### Text passage
Question

A discriminant of -17 indicates what type of roots?

Answer 1

-17 has imaginary roots

Step-by-step explanation:

A discriminant of -17 indicates Imaginary (non-real) roots.

The discriminant of a polynomial equation is a value computed from the coefficients which helps us determine the type of roots it has - specifically whether they are real or non-real and distinct or repeated.

The discriminant indicated normally by Δ , is a part of the quadratic formula used to solve second degree equations.

Given a second degree equation in the general form:

a x² + bx + c = 0

The discriminant is:

Δ = b ² - 4ac

The discriminant can be used to characterize the solutions of the equation as:

1) Δ > 0 - two separate real solutions;

2) Δ = 0 - two coincident real solutions (or one repeated root);

3) Δ < 0 - no real solutions.

Answer 2

According to question D = -17 , i.e. D<0 . So , it's roots will be imaginary or complex roots !

Step-by-step explanation:

Here we need to tell , A discriminant of -17 indicates what type of roots . Let's find out:

For a general quadratic equation in form of
`f(x) = ax^2+bx+c` , Discriminant is given by :

⇒
`D = b^2-4ac`

We have following 3 cases for discriminant as :

D>0

When discriminant is greater then zero we can say that , function has 2 roots which are distinct !

D=0

When discriminant is equal to zero , we can say that function has only one root !

D<0

When discriminant is less than zero we can say that the function has imaginary root or complex roots in form of
`a \pm ib` .

According to question D = -17 , i.e. D<0 . So , it's roots will be imaginary or complex roots !

### Provided data
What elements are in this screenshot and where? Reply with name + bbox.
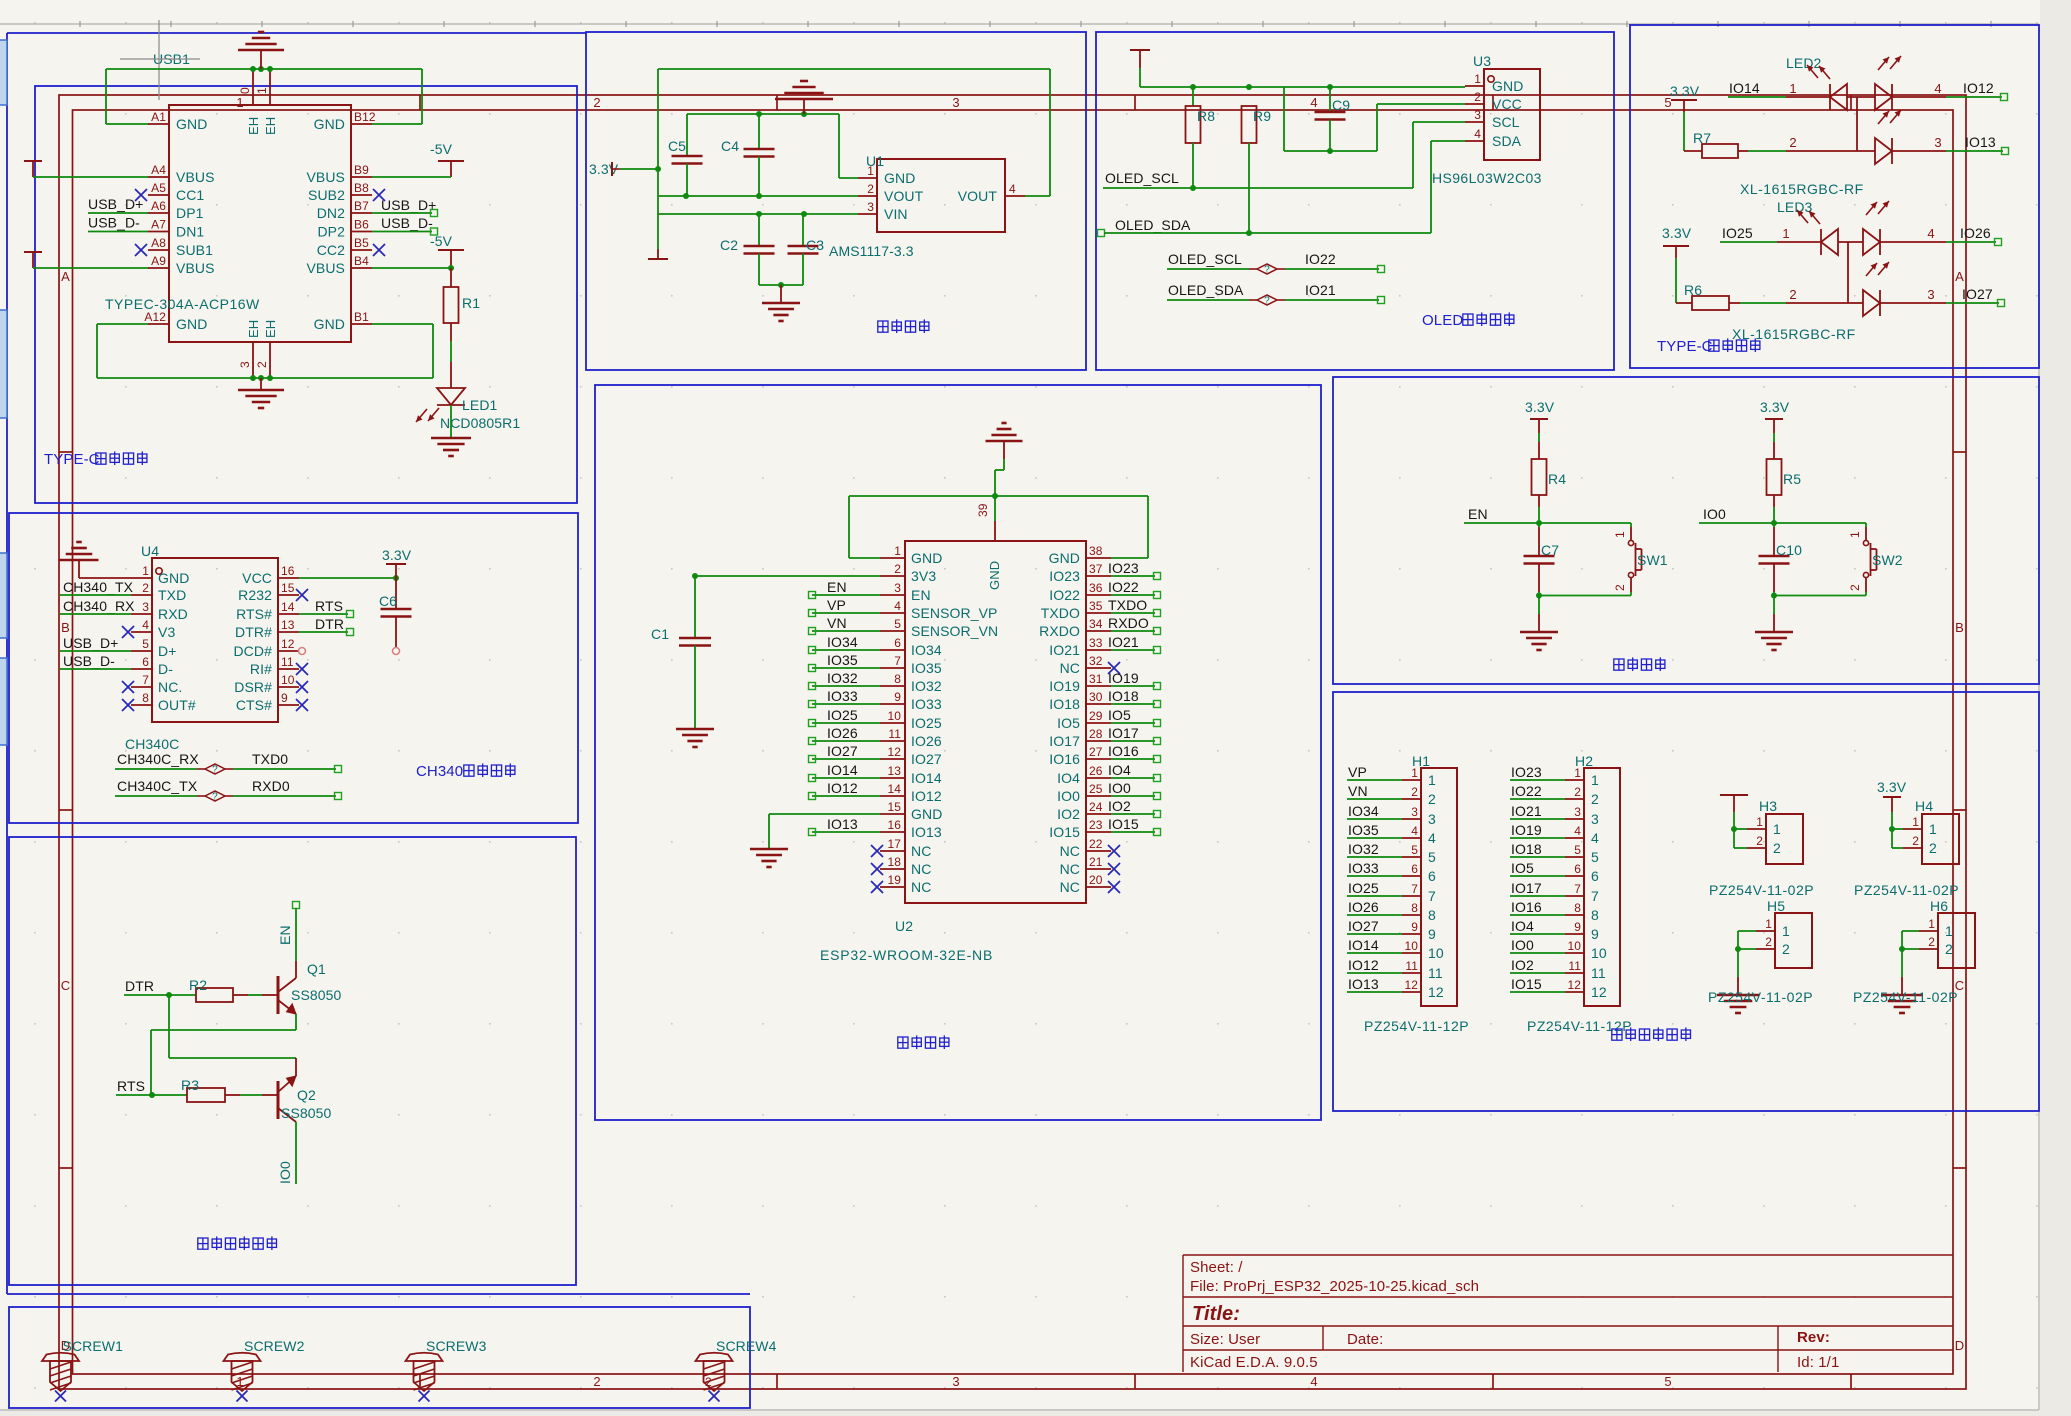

### The task
Extract the entire discussion of the discriminant word for word, with no line omitted or altered. The material above comes from a source separate from the text.

### Worked answer
Question

A discriminant of -17 indicates what type of roots?

Answer 1

-17 has imaginary roots

Step-by-step explanation:

A discriminant of -17 indicates Imaginary (non-real) roots.

The discriminant of a polynomial equation is a value computed from the coefficients which helps us determine the type of roots it has - specifically whether they are real or non-real and distinct or repeated.

The discriminant indicated normally by Δ , is a part of the quadratic formula used to solve second degree equations.

Given a second degree equation in the general form:

a x² + bx + c = 0

The discriminant is:

Δ = b ² - 4ac

The discriminant can be used to characterize the solutions of the equation as:

1) Δ > 0 - two separate real solutions;

2) Δ = 0 - two coincident real solutions (or one repeated root);

3) Δ < 0 - no real solutions.

Answer 2

According to question D = -17 , i.e. D<0 . So , it's roots will be imaginary or complex roots !

Step-by-step explanation:

Here we need to tell , A discriminant of -17 indicates what type of roots . Let's find out:

For a general quadratic equation in form of
`f(x) = ax^2+bx+c` , Discriminant is given by :

⇒
`D = b^2-4ac`

We have following 3 cases for discriminant as :

D>0

When discriminant is greater then zero we can say that , function has 2 roots which are distinct !

D=0

When discriminant is equal to zero , we can say that function has only one root !

D<0

When discriminant is less than zero we can say that the function has imaginary root or complex roots in form of
`a \pm ib` .

According to question D = -17 , i.e. D<0 . So , it's roots will be imaginary or complex roots !